TEXT SHOWN
-- start --

Thank you so much for this incredible infused bomb! You really helped a brother out here! One thing I have learned is to NEVER inquire about certain sticks because they seem to have a habit of popping up at my doorstep haha! Thank you so much Keith, it was awesome and I plan on lighting that PC Blondie tomorrow afternoon, looking forward to it!

....I hate to see what tomorrow has in store...two more possible bombs are out there....this has given me several near-heart attacks, too much to handle! I gasp every time I open a package anymore!


----------



## Poneill272 (Oct 29, 2010)

WOW!!! I'd say you are having a better week!!! Nice hits!!!!


----------



## Zfog (Oct 16, 2010)

Nice hits Donovan! The last one is from the new guy, another Masshole like me! BlackandGold.

Enjoy them Donovan and buy a damn cooler!:first:


----------



## donovanrichardson (Nov 10, 2010)

Zfog said:


> Nice hits Donovan! The last one is from the new guy, another Masshole like me! BlackandGold.

-- end --

DATA LINES
-- start --

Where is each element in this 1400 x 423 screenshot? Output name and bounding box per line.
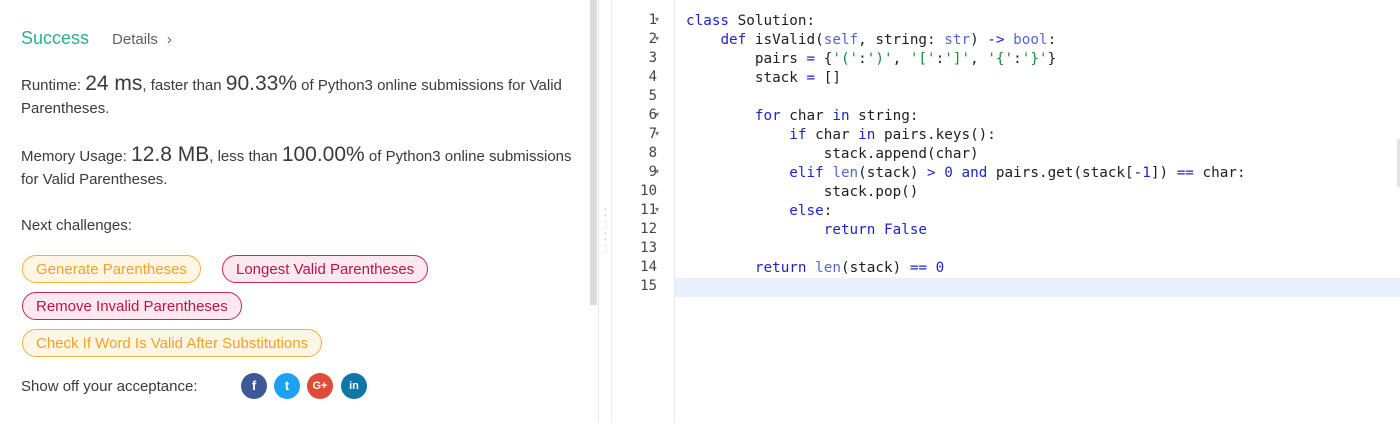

-- end --

Reproduce the forum thread word for word, everything from "Thank you so much for" down to "week!!! Nice hits!!!!".

TASK OUTPUT
Thank you so much for this incredible infused bomb! You really helped a brother out here! One thing I have learned is to NEVER inquire about certain sticks because they seem to have a habit of popping up at my doorstep haha! Thank you so much Keith, it was awesome and I plan on lighting that PC Blondie tomorrow afternoon, looking forward to it!

....I hate to see what tomorrow has in store...two more possible bombs are out there....this has given me several near-heart attacks, too much to handle! I gasp every time I open a package anymore!


----------



## Poneill272 (Oct 29, 2010)

WOW!!! I'd say you are having a better week!!! Nice hits!!!!